#### Stated task
Give the number of lines that contain the string "corrigé", and nothing else.

[Figure data in JSON]

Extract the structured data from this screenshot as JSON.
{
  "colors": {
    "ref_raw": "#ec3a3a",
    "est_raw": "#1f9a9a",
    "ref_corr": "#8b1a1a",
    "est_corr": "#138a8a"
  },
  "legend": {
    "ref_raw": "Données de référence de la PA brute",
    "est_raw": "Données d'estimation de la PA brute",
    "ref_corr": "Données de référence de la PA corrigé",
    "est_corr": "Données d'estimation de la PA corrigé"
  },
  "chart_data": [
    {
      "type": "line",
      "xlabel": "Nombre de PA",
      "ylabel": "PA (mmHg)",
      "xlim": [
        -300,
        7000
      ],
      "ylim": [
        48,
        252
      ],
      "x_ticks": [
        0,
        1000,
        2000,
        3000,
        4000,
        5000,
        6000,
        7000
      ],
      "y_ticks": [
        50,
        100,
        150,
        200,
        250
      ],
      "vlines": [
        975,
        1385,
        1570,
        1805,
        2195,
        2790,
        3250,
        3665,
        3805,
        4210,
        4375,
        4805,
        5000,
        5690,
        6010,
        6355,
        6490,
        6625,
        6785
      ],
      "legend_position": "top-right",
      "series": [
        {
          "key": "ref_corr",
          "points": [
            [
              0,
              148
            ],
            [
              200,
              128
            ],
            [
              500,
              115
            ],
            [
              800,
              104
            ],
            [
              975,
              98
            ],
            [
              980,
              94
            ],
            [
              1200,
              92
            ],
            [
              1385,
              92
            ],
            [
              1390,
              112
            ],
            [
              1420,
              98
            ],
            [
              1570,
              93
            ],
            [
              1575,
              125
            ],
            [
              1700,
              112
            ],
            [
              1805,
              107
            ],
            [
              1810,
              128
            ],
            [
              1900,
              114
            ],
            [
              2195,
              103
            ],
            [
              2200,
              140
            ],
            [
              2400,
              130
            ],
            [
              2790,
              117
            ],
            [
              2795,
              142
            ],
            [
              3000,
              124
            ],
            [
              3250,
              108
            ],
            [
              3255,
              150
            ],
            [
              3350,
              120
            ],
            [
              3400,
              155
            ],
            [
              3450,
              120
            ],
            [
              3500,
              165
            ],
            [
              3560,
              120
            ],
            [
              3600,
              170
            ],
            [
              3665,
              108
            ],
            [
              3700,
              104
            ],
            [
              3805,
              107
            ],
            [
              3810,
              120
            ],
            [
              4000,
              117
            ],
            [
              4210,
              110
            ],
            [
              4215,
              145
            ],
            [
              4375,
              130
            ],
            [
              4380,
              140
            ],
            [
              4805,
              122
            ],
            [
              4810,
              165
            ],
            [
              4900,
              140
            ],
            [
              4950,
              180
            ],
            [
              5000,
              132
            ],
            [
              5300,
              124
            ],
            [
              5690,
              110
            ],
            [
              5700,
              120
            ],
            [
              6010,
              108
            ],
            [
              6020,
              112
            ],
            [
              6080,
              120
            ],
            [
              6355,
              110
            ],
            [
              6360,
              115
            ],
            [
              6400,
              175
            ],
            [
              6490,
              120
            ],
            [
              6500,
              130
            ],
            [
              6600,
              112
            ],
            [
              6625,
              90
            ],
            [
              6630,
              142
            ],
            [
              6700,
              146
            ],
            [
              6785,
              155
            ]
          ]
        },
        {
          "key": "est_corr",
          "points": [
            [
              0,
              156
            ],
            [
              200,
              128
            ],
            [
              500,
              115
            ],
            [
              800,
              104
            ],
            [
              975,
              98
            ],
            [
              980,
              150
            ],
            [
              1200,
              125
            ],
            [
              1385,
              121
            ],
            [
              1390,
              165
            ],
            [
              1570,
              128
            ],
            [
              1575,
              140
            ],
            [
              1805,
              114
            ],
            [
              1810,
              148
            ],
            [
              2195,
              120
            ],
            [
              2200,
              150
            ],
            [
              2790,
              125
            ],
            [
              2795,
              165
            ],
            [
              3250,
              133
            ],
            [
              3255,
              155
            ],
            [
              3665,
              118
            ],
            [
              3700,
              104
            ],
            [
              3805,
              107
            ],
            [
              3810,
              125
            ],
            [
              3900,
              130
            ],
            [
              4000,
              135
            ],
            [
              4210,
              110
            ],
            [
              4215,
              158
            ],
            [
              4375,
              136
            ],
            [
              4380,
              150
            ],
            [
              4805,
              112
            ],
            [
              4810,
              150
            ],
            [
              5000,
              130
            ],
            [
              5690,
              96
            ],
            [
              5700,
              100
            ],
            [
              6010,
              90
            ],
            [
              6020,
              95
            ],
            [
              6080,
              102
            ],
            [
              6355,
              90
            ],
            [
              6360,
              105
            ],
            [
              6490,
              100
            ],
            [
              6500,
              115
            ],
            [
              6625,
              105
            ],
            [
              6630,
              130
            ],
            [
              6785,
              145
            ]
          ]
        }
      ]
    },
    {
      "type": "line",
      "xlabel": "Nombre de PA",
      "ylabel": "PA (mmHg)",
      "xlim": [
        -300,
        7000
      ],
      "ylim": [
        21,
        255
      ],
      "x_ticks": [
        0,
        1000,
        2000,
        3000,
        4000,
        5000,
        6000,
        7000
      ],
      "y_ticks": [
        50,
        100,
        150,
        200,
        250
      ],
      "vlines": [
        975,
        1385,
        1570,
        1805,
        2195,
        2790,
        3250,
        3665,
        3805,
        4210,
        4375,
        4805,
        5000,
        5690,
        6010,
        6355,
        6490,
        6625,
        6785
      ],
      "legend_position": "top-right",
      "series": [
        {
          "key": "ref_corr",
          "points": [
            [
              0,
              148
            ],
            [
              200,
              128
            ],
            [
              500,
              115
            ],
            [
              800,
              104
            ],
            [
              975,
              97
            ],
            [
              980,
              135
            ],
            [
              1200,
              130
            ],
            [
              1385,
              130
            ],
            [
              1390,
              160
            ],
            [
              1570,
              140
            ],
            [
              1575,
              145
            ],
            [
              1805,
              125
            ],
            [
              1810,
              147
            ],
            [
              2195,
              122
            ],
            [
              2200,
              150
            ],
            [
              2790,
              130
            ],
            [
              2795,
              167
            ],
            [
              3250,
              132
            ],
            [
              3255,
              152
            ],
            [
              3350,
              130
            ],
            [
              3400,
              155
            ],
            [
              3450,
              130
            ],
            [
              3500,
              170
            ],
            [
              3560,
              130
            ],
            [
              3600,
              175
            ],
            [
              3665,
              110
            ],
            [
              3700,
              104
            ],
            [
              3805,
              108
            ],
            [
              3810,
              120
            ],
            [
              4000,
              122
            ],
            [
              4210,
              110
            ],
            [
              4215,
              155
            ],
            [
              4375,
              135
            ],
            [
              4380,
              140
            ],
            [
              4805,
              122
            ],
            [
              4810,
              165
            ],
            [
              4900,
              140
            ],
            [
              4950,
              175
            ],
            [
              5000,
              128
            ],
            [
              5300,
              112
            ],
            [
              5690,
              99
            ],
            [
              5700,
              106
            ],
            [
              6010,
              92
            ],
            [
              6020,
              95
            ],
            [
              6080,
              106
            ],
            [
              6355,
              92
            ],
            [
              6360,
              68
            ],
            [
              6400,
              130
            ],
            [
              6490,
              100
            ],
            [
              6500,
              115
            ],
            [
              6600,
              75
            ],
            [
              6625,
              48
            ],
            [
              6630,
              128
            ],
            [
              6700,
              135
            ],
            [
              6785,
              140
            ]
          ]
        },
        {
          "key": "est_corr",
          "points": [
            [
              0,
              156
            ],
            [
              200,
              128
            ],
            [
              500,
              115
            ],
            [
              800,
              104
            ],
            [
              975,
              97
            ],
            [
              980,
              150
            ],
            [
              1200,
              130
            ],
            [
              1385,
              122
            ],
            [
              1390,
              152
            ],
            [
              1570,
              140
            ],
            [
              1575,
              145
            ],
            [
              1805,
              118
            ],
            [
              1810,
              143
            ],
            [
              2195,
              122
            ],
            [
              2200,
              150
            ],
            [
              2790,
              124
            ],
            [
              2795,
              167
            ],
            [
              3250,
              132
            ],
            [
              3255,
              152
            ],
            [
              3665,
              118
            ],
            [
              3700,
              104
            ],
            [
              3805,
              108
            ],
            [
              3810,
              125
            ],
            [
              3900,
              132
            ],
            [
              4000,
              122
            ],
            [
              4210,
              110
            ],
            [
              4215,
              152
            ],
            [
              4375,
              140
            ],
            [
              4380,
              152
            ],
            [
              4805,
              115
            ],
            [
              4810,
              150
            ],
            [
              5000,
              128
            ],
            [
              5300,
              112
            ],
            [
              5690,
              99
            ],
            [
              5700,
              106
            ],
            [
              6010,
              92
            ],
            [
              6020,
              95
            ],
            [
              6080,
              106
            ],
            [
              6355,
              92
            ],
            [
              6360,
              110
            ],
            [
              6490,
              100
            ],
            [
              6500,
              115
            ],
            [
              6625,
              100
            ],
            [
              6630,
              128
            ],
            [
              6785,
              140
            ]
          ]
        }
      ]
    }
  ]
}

#### Exercise solution
2